Aim
In the data below, find every line with the string "values" and pull it out.
-------- Task material --------
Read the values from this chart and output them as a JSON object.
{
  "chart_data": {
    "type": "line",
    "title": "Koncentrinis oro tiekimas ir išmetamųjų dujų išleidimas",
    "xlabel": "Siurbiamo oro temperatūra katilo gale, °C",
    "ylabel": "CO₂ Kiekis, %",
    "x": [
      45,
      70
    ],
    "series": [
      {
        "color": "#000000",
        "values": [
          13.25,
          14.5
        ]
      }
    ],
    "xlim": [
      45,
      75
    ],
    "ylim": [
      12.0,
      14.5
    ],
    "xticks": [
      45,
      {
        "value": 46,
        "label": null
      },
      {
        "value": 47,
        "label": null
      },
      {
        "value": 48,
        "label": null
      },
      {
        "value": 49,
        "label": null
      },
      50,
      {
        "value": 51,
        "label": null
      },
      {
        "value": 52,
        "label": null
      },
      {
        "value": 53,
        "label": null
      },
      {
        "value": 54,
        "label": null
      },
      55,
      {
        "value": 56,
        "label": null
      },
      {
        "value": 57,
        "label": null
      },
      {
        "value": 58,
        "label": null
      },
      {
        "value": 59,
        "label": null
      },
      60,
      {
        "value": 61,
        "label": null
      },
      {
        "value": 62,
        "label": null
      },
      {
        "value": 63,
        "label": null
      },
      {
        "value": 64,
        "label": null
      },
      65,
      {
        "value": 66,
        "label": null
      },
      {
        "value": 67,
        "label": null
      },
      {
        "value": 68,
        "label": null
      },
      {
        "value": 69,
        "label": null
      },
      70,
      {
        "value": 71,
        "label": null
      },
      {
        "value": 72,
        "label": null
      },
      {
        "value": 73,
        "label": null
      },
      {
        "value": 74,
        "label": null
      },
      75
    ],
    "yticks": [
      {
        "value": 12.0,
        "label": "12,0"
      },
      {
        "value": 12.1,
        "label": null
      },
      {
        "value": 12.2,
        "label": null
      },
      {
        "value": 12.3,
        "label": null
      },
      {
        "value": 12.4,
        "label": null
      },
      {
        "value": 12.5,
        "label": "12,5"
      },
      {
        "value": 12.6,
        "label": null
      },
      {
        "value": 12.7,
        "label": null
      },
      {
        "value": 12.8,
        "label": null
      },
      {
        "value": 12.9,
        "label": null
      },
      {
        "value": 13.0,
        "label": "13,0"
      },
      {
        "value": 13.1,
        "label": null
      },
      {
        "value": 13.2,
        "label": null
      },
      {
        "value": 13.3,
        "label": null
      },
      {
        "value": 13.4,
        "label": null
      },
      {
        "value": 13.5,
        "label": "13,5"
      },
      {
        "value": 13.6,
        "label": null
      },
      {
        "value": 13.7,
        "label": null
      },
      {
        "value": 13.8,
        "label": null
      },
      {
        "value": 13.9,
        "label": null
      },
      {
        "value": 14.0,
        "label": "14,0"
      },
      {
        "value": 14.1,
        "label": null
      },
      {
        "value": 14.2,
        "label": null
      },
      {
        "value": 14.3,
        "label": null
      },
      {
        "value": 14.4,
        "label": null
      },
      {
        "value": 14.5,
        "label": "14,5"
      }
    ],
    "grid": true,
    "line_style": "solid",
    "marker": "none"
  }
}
--------
Reply to the exercise
Read the values from this chart and output them as a JSON object.
        "values": [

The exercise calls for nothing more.